ACTIVITY: Resume the passage on the small-kitchen housing model, continuing in its own style from the point where it stops.

Small-kitchen housing model
Many residential units can use compact everyday kitchens rather than full suburban kitchens. the sphere compact model is equipped with essentials: a sink, induction hob, small fridge, and basic reheating space. the suburban kitchen model it replaces carries a huge double-door refrigerator, large bulk storage pantry, multiple prep zones, oversized appliances, and oversized counters. the compact model does not remove food choice — it intentionally shifts storage and prep capacity out of the private apartment and into shared neighborhood infrastructure. the result is a district where restaurants, markets, grocers, shared kitchens, and prepared-food vendors become part of daily life rather than a supplement to private cooking.

INPUT DATA:
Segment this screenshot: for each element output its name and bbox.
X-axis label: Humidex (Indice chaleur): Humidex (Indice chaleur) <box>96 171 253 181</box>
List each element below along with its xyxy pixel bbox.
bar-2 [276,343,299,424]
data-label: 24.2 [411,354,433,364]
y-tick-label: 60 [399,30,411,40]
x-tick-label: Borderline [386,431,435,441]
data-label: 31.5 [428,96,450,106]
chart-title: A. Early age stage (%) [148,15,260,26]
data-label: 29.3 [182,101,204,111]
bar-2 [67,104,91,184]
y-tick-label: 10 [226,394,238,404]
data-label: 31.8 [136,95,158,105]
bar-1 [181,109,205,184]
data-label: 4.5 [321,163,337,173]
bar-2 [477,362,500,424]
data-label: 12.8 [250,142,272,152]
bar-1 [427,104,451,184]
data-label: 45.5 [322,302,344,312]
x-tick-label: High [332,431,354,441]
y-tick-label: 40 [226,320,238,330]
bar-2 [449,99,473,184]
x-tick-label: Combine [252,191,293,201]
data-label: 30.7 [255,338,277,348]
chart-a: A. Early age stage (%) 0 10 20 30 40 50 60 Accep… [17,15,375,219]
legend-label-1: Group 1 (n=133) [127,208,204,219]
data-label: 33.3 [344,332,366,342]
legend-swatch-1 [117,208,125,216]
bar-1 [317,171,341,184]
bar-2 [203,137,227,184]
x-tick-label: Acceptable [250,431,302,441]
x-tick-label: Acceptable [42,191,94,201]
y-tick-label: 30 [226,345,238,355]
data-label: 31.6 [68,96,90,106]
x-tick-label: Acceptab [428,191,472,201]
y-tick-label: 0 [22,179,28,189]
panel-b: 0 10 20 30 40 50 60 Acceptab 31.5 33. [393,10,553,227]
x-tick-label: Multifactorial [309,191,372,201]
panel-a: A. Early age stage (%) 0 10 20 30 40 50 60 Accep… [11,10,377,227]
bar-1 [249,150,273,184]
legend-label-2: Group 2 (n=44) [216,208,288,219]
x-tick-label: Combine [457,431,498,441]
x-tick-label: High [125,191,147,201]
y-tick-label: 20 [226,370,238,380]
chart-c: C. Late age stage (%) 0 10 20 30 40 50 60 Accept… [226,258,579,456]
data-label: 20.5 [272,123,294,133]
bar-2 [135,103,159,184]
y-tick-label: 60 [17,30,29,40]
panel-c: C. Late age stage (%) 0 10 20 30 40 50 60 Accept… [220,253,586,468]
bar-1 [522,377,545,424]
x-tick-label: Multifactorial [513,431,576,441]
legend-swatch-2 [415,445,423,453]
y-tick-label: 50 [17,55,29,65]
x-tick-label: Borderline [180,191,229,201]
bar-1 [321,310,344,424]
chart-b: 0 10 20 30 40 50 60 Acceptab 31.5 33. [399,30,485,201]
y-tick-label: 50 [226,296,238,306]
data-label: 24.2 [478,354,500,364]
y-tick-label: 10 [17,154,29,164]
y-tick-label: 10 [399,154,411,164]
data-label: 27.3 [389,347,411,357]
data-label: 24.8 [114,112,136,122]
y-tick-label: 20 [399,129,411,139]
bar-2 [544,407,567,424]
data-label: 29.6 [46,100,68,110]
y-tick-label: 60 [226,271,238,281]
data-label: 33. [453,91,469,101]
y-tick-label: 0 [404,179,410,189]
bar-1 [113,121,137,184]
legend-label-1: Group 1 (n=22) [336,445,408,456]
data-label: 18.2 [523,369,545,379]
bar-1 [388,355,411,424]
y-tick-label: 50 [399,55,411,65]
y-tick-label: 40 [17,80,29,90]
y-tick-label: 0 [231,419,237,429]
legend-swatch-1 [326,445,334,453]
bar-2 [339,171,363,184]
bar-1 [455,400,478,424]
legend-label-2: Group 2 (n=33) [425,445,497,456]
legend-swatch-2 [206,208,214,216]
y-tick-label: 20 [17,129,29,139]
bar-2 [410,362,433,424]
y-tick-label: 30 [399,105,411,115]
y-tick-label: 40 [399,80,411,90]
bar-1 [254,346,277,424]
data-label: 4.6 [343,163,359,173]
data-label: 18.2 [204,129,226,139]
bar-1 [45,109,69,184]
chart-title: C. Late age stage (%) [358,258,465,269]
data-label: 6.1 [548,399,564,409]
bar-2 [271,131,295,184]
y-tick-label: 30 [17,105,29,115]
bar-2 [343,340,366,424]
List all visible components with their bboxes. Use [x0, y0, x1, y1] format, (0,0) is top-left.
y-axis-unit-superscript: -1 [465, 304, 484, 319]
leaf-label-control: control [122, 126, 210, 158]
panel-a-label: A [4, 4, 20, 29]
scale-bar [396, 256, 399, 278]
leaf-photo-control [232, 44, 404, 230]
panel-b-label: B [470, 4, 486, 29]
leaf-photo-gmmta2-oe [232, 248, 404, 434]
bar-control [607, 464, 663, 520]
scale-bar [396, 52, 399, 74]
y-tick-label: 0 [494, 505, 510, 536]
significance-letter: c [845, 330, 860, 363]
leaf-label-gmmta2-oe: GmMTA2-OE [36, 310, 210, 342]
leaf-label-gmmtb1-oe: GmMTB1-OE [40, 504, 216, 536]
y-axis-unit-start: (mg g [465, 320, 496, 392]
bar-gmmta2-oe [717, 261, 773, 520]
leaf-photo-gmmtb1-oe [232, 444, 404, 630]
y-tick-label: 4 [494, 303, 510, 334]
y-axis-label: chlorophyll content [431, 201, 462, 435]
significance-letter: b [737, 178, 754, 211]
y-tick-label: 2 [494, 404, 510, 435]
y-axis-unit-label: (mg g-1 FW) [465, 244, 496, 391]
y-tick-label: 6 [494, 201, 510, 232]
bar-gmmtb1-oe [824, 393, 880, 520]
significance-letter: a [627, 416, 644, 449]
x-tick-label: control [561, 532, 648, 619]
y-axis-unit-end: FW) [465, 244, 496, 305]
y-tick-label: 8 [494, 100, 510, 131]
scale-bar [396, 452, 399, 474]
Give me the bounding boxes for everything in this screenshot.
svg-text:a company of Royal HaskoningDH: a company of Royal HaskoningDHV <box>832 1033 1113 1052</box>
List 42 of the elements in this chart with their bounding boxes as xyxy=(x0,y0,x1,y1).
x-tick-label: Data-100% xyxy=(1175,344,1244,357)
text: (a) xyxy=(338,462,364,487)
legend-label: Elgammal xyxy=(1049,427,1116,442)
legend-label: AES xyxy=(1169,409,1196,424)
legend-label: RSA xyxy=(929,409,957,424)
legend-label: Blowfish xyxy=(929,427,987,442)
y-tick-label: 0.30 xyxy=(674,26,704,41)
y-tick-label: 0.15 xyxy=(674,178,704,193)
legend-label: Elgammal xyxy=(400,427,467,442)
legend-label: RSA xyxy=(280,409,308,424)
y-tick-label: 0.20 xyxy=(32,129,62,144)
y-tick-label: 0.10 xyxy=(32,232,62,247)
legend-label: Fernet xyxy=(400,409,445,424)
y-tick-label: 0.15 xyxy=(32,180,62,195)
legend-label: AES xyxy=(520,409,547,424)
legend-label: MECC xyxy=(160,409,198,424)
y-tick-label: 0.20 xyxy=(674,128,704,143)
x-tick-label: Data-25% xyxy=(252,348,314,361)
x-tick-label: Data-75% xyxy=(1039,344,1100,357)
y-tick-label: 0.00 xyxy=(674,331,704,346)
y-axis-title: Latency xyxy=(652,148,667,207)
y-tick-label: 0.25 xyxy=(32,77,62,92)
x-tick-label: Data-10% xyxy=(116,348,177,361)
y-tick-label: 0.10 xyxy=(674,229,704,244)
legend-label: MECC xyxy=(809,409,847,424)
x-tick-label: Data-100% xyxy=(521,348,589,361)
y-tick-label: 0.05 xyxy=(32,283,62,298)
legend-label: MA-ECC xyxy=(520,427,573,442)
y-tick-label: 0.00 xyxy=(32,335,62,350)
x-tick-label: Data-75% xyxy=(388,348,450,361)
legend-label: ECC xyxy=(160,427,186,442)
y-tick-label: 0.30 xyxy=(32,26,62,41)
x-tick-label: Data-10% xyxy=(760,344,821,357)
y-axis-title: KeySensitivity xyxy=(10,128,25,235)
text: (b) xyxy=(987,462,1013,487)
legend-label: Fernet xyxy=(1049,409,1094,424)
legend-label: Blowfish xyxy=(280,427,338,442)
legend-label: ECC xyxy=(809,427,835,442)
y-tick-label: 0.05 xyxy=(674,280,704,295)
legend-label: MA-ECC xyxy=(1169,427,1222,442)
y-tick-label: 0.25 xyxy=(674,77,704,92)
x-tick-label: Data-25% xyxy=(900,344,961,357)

ANSWER TO THIS PROBLEM:
Neighborhood pantry
The food economy operates as a three-node flywheel. node 1: residents with compact kitchens create steady, daily demand for prepared meals and small fresh purchases because less private storage is available. node 2: local restaurants and cafes fulfill that demand and buy directly from local grocers, bakers, butchers, and specialty importers — building a high-quality supply chain inside the district. node 3: local grocers and commissaries supply the restaurants and sell from that same supply chain directly to residents. the flywheel is self-reinforcing: compact kitchens drive restaurant demand, restaurant demand builds the supply chain, and the supply chain serves everyone in the district. the result is access to vastly better ingredients and variety than a standard residential grid could support.
Population and jobs
As a planning assumption, the prototype can be tested around 12,000 to 18,000 residents, with 15,000 as a useful midpoint. retaining 30 percent local work creates a true daytime neighborhood: at 15,000 residents, a 70/30 split produces roughly 10,500 outbound commuters leaving the district and 4,500 internally supported workers — captured via work-from-home, employment inside the sphere, or jobs in the local service and professional economy. the 30 percent threshold is not a fixed target; it is the level at which the district generates enough foot traffic during the day to sustain the restaurant, cafe, and services economy that makes the sphere work. below that threshold the ground-floor economy struggles; above it the district becomes a genuine 24-hour neighborhood rather than a bedroom suburb under a dome.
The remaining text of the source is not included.